- What needs to be done
Copy out every line of the records below word for word, in the same order.
-- Begin Data excerpts --
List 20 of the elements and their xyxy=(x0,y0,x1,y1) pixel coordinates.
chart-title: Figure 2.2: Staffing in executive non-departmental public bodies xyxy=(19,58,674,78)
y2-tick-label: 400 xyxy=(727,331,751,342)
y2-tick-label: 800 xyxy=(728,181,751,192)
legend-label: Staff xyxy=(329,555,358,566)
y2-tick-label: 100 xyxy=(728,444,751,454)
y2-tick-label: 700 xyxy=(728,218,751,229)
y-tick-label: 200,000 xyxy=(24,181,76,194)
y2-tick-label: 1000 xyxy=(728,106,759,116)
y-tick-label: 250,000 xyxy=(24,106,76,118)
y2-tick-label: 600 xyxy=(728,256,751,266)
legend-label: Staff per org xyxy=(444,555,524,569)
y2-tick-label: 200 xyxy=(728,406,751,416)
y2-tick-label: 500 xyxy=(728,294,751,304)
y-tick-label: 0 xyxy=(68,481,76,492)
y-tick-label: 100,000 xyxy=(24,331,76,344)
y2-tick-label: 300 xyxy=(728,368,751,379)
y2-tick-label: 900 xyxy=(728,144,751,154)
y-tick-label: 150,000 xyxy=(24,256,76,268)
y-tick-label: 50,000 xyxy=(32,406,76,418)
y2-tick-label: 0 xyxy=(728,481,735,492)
-- End Data excerpts --
- Written reply
List 20 of the elements and their xyxy=(x0,y0,x1,y1) pixel coordinates.
chart-title: Figure 2.2: Staffing in executive non-departmental public bodies xyxy=(19,58,674,78)
y2-tick-label: 400 xyxy=(727,331,751,342)
y2-tick-label: 800 xyxy=(728,181,751,192)
legend-label: Staff xyxy=(329,555,358,566)
y2-tick-label: 100 xyxy=(728,444,751,454)
y2-tick-label: 700 xyxy=(728,218,751,229)
y-tick-label: 200,000 xyxy=(24,181,76,194)
y2-tick-label: 1000 xyxy=(728,106,759,116)
y-tick-label: 250,000 xyxy=(24,106,76,118)
y2-tick-label: 600 xyxy=(728,256,751,266)
legend-label: Staff per org xyxy=(444,555,524,569)
y2-tick-label: 200 xyxy=(728,406,751,416)
y2-tick-label: 500 xyxy=(728,294,751,304)
y-tick-label: 0 xyxy=(68,481,76,492)
y-tick-label: 100,000 xyxy=(24,331,76,344)
y2-tick-label: 300 xyxy=(728,368,751,379)
y2-tick-label: 900 xyxy=(728,144,751,154)
y-tick-label: 150,000 xyxy=(24,256,76,268)
y-tick-label: 50,000 xyxy=(32,406,76,418)
y2-tick-label: 0 xyxy=(728,481,735,492)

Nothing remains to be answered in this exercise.